## Set task
Examine each line of the data. Copy those that contain the string "text".
--- start ---
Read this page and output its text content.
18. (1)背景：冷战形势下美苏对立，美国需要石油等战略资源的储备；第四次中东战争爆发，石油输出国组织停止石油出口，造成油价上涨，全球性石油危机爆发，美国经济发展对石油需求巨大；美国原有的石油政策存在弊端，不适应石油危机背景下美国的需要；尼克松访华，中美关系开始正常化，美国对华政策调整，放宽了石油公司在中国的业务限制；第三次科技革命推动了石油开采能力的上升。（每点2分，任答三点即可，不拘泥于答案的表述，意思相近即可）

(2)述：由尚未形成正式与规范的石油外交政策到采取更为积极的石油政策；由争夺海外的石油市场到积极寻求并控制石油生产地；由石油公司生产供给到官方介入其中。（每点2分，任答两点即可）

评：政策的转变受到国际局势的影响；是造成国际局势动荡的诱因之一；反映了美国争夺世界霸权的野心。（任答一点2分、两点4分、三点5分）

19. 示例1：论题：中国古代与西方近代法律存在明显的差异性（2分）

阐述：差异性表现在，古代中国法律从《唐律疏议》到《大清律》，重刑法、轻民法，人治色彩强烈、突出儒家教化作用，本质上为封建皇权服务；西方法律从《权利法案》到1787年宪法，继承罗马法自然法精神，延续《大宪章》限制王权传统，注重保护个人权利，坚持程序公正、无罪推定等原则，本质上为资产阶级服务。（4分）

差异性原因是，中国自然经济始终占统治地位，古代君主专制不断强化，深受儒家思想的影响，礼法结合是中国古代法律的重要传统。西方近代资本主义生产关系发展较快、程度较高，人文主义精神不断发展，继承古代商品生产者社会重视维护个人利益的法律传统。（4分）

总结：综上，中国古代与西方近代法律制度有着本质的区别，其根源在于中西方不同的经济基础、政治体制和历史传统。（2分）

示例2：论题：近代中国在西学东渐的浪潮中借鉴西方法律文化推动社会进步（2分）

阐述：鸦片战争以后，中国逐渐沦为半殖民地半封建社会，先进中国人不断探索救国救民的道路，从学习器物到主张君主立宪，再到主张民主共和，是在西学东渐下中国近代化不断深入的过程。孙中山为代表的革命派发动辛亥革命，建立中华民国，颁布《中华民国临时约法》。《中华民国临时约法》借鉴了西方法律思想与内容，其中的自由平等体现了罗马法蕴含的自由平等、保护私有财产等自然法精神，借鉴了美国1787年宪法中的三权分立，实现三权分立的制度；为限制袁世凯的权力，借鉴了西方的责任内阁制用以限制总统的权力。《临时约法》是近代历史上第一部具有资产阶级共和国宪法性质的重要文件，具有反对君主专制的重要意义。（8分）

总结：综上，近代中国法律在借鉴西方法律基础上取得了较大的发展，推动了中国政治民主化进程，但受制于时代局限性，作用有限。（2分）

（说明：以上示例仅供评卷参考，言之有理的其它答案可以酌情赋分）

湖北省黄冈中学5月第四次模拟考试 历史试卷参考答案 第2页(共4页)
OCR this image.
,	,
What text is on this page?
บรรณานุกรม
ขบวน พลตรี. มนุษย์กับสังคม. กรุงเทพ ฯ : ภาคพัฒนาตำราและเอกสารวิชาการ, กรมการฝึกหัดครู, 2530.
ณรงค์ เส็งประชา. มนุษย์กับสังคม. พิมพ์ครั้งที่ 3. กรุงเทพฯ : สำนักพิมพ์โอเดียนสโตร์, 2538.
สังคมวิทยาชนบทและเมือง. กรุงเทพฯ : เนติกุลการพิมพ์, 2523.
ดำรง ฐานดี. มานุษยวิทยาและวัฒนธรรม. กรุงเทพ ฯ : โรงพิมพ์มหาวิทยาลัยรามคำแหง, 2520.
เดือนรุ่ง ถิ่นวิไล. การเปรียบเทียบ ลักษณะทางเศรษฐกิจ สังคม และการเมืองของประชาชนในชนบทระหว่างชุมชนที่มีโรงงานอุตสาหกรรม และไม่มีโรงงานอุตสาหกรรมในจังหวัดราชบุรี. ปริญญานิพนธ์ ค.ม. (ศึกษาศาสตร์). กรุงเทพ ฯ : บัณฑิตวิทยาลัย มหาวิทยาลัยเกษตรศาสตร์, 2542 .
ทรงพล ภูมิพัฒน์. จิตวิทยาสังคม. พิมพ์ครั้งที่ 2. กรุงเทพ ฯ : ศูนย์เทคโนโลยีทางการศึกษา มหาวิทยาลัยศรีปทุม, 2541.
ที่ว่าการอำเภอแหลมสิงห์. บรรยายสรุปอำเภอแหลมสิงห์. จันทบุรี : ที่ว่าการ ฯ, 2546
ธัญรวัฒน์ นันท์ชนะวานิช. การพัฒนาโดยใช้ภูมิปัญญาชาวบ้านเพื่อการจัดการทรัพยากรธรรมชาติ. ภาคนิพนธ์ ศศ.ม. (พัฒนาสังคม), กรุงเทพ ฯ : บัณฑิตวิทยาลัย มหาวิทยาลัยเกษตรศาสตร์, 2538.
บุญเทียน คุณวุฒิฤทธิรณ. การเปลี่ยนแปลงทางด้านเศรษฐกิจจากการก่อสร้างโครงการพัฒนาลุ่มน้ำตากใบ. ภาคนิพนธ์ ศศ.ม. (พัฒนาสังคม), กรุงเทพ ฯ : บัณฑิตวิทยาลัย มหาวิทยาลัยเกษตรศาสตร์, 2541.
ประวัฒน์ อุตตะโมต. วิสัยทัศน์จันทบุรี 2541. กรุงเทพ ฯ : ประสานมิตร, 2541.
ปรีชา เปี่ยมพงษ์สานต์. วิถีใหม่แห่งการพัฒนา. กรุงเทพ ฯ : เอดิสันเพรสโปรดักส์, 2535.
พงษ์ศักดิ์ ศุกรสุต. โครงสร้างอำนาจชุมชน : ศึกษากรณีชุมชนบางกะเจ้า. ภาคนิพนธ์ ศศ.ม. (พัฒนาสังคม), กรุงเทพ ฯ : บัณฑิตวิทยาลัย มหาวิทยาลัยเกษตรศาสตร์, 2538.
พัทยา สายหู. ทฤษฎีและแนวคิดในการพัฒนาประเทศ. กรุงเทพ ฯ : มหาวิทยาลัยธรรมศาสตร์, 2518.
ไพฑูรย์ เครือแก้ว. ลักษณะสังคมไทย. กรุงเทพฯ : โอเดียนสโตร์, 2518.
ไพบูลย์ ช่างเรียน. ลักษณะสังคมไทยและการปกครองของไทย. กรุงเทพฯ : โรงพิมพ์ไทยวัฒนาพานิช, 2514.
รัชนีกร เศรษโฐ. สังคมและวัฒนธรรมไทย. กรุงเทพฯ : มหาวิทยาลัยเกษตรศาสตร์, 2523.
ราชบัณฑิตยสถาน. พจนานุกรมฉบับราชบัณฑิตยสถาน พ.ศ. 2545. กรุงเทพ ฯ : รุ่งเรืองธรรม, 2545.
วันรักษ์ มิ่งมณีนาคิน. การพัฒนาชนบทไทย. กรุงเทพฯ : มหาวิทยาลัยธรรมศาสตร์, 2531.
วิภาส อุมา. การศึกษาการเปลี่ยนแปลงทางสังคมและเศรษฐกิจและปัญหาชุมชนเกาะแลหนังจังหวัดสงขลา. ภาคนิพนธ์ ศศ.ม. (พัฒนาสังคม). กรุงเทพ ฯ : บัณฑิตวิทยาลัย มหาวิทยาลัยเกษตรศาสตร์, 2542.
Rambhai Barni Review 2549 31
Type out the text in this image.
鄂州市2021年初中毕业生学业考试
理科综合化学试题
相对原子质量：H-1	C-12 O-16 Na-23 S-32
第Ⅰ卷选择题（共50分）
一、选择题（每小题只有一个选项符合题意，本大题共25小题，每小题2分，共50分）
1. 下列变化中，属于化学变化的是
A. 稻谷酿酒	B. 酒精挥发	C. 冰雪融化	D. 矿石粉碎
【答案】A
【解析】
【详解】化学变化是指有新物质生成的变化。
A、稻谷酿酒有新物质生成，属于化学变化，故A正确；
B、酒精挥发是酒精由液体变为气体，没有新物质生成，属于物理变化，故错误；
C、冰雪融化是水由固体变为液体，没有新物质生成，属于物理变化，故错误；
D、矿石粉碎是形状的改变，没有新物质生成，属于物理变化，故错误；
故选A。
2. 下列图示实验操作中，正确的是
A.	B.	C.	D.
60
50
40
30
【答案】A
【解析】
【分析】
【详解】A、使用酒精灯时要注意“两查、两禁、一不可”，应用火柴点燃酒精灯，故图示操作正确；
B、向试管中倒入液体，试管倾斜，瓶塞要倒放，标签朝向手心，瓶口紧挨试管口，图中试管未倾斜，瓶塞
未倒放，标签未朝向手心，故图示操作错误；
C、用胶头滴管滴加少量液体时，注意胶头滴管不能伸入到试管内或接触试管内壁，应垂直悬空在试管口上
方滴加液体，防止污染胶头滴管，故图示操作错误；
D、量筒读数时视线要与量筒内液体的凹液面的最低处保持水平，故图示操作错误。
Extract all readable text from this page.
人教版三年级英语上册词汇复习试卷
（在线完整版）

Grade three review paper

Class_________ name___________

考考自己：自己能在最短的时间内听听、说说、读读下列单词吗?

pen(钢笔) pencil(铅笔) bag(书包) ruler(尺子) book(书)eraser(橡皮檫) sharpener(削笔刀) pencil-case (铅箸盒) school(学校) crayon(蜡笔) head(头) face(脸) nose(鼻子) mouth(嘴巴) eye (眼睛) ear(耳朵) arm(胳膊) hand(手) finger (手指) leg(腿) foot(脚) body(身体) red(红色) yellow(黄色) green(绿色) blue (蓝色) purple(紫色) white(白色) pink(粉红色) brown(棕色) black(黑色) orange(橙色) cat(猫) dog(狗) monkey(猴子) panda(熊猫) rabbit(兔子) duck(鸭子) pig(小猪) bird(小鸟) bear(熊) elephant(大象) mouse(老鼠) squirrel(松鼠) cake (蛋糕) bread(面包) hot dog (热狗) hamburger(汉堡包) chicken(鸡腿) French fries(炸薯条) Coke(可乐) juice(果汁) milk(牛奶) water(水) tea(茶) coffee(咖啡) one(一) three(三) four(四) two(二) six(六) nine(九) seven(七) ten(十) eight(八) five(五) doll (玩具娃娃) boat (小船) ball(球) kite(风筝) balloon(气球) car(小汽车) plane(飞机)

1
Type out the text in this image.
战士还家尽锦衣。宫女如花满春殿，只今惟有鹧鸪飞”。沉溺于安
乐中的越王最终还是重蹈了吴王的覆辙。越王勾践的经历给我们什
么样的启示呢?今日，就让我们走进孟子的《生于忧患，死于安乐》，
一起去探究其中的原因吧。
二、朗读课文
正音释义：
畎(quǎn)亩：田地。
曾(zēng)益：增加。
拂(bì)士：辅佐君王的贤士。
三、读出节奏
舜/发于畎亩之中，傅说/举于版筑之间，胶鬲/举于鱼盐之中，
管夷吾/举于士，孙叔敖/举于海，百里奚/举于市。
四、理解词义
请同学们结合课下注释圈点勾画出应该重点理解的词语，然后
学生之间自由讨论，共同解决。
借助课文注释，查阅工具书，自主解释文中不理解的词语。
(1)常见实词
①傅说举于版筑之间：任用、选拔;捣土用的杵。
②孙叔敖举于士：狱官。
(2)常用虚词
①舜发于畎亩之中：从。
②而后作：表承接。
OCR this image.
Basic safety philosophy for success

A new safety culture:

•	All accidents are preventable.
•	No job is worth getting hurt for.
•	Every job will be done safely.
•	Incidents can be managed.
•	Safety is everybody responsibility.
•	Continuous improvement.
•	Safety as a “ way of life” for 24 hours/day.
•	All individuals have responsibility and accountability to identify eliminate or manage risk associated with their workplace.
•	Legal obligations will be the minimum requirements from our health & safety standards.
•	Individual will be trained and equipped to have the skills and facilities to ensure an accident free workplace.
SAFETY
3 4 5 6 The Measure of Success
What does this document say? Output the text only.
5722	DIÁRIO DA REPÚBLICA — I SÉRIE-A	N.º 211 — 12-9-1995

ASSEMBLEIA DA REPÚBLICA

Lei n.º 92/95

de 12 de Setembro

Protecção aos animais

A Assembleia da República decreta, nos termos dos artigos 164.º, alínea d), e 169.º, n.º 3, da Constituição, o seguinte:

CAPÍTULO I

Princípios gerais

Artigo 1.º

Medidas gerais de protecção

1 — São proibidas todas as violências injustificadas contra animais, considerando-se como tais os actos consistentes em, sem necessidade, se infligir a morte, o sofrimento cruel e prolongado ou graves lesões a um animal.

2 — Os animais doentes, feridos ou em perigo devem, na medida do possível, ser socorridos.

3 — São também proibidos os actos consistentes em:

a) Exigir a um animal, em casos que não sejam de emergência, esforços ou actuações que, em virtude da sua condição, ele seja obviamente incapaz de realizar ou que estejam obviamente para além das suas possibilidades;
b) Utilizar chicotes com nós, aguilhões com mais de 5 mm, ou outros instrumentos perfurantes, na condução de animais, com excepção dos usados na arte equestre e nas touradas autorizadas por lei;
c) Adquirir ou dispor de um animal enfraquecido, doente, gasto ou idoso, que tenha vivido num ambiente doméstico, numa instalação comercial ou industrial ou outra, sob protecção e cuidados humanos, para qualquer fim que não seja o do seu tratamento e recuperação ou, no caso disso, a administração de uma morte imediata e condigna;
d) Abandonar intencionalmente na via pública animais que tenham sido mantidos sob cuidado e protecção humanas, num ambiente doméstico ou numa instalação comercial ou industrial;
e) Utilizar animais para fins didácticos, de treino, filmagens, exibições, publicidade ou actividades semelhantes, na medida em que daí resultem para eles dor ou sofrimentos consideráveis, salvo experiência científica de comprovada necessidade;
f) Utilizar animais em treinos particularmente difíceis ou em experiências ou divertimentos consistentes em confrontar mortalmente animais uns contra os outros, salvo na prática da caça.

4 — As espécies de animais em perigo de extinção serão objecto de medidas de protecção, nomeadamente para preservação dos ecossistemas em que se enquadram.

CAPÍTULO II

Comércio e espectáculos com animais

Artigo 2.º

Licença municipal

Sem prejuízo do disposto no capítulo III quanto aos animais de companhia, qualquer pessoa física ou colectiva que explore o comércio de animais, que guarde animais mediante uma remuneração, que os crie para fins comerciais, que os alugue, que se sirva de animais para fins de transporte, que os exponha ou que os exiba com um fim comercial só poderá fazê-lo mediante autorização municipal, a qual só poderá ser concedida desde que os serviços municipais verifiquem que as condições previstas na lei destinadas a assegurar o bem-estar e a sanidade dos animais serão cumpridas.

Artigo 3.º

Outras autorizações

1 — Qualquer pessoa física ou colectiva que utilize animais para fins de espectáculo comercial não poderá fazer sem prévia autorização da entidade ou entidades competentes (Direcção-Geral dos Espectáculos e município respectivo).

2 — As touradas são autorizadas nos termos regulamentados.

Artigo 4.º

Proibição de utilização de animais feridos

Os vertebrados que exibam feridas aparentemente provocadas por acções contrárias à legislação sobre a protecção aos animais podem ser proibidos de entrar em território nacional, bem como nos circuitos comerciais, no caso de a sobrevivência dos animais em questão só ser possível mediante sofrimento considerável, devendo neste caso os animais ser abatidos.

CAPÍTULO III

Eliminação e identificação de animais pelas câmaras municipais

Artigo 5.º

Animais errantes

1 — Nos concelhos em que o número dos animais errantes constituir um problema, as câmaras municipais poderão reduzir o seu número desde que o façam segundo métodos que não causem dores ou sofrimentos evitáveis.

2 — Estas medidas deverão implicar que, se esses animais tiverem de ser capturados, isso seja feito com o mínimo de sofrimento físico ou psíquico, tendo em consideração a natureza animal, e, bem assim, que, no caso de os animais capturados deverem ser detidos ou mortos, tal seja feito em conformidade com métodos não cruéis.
--- end ---
## The output
Read this page and output its text content.
What text is on this page?
Type out the text in this image.
Extract all readable text from this page.
Type out the text in this image.
What does this document say? Output the text only.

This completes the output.